INSTRUCTION> Give as output the line that contains "Read all visible content and emit it as JSON.", followed by every remaining line of the entries, unchanged and with nothing added.
━━━ EXERCISE DATA
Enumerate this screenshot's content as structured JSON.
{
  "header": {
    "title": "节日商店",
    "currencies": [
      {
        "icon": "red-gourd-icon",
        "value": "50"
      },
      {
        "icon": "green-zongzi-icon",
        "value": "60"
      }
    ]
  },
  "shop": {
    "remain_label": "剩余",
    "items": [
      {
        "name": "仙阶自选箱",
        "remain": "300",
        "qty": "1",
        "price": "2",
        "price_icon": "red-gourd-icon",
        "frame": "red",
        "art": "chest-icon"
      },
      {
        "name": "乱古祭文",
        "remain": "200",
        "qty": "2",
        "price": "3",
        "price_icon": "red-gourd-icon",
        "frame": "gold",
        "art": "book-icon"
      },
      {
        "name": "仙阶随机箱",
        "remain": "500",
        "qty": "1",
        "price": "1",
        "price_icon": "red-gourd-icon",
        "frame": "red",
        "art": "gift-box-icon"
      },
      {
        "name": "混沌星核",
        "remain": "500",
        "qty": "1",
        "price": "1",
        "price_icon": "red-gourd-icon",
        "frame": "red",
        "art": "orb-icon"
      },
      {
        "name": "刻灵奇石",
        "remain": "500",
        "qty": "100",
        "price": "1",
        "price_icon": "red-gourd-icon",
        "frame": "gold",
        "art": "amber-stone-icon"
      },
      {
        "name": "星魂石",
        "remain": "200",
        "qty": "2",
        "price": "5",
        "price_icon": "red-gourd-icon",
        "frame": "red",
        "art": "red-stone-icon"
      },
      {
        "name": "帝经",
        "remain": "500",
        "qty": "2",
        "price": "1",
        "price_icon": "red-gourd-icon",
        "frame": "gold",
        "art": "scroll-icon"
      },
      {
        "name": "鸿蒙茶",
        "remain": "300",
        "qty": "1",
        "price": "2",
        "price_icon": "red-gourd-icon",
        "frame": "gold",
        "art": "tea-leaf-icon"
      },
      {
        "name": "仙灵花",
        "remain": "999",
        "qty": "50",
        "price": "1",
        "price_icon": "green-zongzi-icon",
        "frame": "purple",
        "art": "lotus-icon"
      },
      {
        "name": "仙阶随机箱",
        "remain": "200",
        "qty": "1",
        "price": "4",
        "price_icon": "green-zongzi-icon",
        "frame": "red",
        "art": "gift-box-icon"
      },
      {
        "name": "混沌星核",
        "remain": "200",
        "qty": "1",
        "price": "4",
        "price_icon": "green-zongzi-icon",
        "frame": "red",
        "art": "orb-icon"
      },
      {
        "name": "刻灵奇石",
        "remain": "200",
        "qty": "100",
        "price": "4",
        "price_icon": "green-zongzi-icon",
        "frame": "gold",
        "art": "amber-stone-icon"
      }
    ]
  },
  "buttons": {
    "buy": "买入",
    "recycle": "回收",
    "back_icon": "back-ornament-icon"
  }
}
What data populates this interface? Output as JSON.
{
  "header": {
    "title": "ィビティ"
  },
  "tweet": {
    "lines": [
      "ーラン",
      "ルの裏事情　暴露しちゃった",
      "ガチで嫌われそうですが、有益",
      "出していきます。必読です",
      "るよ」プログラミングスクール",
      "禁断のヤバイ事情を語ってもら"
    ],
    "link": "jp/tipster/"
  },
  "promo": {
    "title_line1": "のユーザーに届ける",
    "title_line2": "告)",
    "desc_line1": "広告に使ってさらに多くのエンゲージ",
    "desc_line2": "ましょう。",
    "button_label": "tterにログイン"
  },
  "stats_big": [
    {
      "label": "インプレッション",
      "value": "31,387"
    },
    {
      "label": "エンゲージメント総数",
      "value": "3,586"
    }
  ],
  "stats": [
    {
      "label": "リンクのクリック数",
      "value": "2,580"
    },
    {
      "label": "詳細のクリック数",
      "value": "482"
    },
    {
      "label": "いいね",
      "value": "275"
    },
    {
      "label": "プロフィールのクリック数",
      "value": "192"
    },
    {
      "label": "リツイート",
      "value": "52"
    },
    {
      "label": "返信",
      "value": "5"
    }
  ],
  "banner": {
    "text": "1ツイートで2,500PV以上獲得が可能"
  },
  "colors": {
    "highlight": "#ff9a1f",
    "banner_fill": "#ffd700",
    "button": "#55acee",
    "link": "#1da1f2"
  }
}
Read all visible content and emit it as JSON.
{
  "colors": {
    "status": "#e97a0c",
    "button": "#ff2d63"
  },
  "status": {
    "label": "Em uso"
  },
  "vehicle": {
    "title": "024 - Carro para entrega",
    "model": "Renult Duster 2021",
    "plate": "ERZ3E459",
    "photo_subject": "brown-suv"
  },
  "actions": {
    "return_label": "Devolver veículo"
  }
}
━━━━━━
WORKED ANSWER>
Read all visible content and emit it as JSON.
{
  "colors": {
    "status": "#e97a0c",
    "button": "#ff2d63"
  },
  "status": {
    "label": "Em uso"
  },
  "vehicle": {
    "title": "024 - Carro para entrega",
    "model": "Renult Duster 2021",
    "plate": "ERZ3E459",
    "photo_subject": "brown-suv"
  },
  "actions": {
    "return_label": "Devolver veículo"
  }
}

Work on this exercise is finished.